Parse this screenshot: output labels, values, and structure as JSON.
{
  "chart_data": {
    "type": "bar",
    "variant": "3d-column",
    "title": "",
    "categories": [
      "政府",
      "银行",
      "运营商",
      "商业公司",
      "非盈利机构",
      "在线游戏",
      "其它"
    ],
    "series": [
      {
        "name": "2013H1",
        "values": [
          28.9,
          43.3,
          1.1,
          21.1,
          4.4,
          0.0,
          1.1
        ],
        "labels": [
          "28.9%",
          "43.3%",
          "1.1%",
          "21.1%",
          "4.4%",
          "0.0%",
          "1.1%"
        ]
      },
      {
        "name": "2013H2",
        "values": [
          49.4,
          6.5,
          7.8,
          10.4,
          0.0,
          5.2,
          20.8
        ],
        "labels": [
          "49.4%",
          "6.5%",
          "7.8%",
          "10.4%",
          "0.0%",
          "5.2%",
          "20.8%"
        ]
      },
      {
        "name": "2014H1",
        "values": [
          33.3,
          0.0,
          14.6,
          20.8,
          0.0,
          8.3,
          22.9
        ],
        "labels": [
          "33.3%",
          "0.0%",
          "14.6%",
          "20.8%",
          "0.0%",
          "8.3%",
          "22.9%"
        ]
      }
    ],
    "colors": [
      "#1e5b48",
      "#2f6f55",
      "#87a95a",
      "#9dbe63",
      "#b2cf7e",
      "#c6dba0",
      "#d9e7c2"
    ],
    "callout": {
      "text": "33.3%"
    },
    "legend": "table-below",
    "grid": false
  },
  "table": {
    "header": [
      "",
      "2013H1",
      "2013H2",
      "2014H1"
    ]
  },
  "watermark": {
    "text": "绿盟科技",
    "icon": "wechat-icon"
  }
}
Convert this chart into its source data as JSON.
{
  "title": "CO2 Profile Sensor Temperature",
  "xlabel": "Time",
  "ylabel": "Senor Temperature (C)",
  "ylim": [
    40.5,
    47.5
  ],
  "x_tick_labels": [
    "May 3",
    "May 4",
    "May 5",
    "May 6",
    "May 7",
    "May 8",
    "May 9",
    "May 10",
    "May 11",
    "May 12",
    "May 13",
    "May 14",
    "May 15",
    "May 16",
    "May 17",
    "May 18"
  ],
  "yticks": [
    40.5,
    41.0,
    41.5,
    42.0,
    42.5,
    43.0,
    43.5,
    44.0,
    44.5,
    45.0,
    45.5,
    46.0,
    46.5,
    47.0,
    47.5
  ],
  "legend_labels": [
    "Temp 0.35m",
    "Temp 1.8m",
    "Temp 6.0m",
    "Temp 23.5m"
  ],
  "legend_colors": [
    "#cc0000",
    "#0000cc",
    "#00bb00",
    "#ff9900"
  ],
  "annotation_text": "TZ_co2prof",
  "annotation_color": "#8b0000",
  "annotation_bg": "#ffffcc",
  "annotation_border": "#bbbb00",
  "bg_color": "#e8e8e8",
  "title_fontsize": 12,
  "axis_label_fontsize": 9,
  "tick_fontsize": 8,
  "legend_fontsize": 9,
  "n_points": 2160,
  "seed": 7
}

--------------------

• WHAT TO WORK ON
Extract, unchanged, the closing run of lines that opens with the line containing "Convert this chart" and ends with the last line.

• TASK ANSWER
Convert this chart into its source data as JSON.
{
  "title": "CO2 Profile Sensor Temperature",
  "xlabel": "Time",
  "ylabel": "Senor Temperature (C)",
  "ylim": [
    40.5,
    47.5
  ],
  "x_tick_labels": [
    "May 3",
    "May 4",
    "May 5",
    "May 6",
    "May 7",
    "May 8",
    "May 9",
    "May 10",
    "May 11",
    "May 12",
    "May 13",
    "May 14",
    "May 15",
    "May 16",
    "May 17",
    "May 18"
  ],
  "yticks": [
    40.5,
    41.0,
    41.5,
    42.0,
    42.5,
    43.0,
    43.5,
    44.0,
    44.5,
    45.0,
    45.5,
    46.0,
    46.5,
    47.0,
    47.5
  ],
  "legend_labels": [
    "Temp 0.35m",
    "Temp 1.8m",
    "Temp 6.0m",
    "Temp 23.5m"
  ],
  "legend_colors": [
    "#cc0000",
    "#0000cc",
    "#00bb00",
    "#ff9900"
  ],
  "annotation_text": "TZ_co2prof",
  "annotation_color": "#8b0000",
  "annotation_bg": "#ffffcc",
  "annotation_border": "#bbbb00",
  "bg_color": "#e8e8e8",
  "title_fontsize": 12,
  "axis_label_fontsize": 9,
  "tick_fontsize": 8,
  "legend_fontsize": 9,
  "n_points": 2160,
  "seed": 7
}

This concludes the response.